— TAREFAS OBRIGATÓRIAS —
• 1. Segundo o excerto, que livro está a ser lido na entrada datada de "quinta-feira, novembro 02, 2006"?
• 2. Transcreva do excerto o trecho entre "sexta-feira, novembro 03, 2006" e "memória, estão condenados.", inclusive.
• 3. Indique se cada afirmação concorda com o excerto, respondendo sim ou não e citando as palavras do excerto que o decidem: (a) A Livraria Casa Havaneza ficava na Figueira da Foz. (b) O poema é atribuído a William Blake. (c) No poema, o menino é levado até ao pai.

— EXCERTO DO DOCUMENTO —
——
The little boy lost in the lonely fen,
Led by the wand'ring light,
Began to cry, but God ever nigh,
Appear'd like his father in white.

He kissed the child and by the hand led
And to his mother brought,
Who in sorrow pale, thro' the lonely dale,
Her little boy weeping sought.

William Blake 1757-1827

sexta-feira, novembro 03, 2006

Interior da Havaneza, Agosto de 2005
Soube agora que fechou a Havaneza, a minha tão amada Livraria Casa Havaneza da Figueira da Foz!
Que tristeza!
A Havaneza era um dos poucos sítios decentes deste país: assim vai acabando o que era bom e digno. Fica o que esta gentalha medonha sustenta e os lugares com a calma e aristocrática dignidade da Havaneza, feitos de tempo e memória, estão condenados.
Que tristeza, que amargura!

quinta-feira, novembro 02, 2006

Estou a ler "A queda de Roma e o Fim da Civilização" do Ward-Perkins e pensei neste novo mercado aberto pelos diversos revisionismos: o de nos sossegar sobre a justeza das nossas certezas de juventude: sim, a queda do Império Romano foi mesmo violenta, terrível, sim foi mesmo o fim da civilização, tal qual a Europa conhecia. Sim, como me tinham dito quando eu tinha não sei quantos poucos anos.
——
[Dados de deteção da estrutura do documento]
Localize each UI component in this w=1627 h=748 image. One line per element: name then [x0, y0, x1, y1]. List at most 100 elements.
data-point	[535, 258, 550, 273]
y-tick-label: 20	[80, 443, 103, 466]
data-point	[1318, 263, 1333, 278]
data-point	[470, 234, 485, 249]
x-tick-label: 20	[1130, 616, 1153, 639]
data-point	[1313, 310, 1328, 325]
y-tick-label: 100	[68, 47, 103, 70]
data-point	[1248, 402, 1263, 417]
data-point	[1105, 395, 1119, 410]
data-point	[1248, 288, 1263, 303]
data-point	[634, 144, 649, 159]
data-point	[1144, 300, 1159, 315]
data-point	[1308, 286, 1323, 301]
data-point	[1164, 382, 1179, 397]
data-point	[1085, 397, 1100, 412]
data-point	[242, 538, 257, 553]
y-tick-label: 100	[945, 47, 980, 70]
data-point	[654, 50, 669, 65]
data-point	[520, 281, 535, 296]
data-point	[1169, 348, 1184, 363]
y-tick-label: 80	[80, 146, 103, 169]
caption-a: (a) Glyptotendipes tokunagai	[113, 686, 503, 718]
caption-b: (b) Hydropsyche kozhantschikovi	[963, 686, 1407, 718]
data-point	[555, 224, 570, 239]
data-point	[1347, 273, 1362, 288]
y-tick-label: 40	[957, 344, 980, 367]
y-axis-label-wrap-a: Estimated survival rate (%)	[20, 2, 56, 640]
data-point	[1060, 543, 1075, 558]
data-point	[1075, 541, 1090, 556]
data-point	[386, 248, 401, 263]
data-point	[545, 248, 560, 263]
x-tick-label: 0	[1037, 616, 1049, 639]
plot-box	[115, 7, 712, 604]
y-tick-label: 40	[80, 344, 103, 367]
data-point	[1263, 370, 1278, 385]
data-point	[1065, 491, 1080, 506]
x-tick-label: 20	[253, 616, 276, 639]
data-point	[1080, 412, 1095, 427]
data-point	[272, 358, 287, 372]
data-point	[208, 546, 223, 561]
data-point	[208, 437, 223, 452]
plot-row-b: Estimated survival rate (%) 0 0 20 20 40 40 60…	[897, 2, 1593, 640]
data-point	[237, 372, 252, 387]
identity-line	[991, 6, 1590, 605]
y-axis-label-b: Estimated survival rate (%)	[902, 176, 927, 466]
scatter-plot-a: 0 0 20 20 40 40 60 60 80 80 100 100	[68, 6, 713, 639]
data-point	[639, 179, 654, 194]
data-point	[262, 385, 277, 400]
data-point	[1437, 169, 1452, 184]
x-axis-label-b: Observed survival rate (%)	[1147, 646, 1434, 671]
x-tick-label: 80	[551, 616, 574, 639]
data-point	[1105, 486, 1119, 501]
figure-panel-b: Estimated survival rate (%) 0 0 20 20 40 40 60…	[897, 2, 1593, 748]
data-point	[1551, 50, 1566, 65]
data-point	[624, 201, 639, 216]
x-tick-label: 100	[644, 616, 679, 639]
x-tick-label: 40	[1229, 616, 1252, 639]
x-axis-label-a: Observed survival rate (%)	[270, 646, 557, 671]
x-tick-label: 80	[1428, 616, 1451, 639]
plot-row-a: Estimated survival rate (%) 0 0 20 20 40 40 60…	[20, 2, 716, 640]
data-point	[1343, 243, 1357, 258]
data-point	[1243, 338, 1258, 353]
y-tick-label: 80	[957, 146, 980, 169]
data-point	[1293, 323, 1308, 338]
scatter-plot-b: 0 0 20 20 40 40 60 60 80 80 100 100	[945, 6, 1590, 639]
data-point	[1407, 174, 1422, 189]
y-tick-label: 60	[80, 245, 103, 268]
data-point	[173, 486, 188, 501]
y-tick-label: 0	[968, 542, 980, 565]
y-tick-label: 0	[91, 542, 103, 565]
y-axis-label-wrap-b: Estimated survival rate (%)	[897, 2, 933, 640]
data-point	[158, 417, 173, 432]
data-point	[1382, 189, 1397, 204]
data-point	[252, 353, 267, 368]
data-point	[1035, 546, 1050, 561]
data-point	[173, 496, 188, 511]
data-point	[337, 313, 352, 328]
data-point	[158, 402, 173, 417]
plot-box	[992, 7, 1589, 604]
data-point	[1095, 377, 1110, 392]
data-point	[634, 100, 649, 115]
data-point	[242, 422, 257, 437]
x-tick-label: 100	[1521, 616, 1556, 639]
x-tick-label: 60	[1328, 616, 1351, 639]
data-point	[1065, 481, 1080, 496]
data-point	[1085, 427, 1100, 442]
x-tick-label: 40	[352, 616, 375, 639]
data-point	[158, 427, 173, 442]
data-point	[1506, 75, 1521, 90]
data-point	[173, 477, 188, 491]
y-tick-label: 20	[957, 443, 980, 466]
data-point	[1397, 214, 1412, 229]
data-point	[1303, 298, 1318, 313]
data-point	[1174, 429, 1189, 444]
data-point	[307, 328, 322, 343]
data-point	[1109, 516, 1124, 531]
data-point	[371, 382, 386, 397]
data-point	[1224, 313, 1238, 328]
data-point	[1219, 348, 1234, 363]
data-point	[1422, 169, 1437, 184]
——
— CONJUNTO DE RESPOSTAS —
• 1. "A queda de Roma e o Fim da Civilização", de Ward-Perkins.

• 2.
sexta-feira, novembro 03, 2006

Interior da Havaneza, Agosto de 2005
Soube agora que fechou a Havaneza, a minha tão amada Livraria Casa Havaneza da Figueira da Foz!
Que tristeza!
A Havaneza era um dos poucos sítios decentes deste país: assim vai acabando o que era bom e digno. Fica o que esta gentalha medonha sustenta e os lugares com a calma e aristocrática dignidade da Havaneza, feitos de tempo e memória, estão condenados.

• 3.
(a) Sim: "a minha tão amada Livraria Casa Havaneza da Figueira da Foz".
(b) Sim: "William Blake 1757-1827".
(c) Não: "And to his mother brought".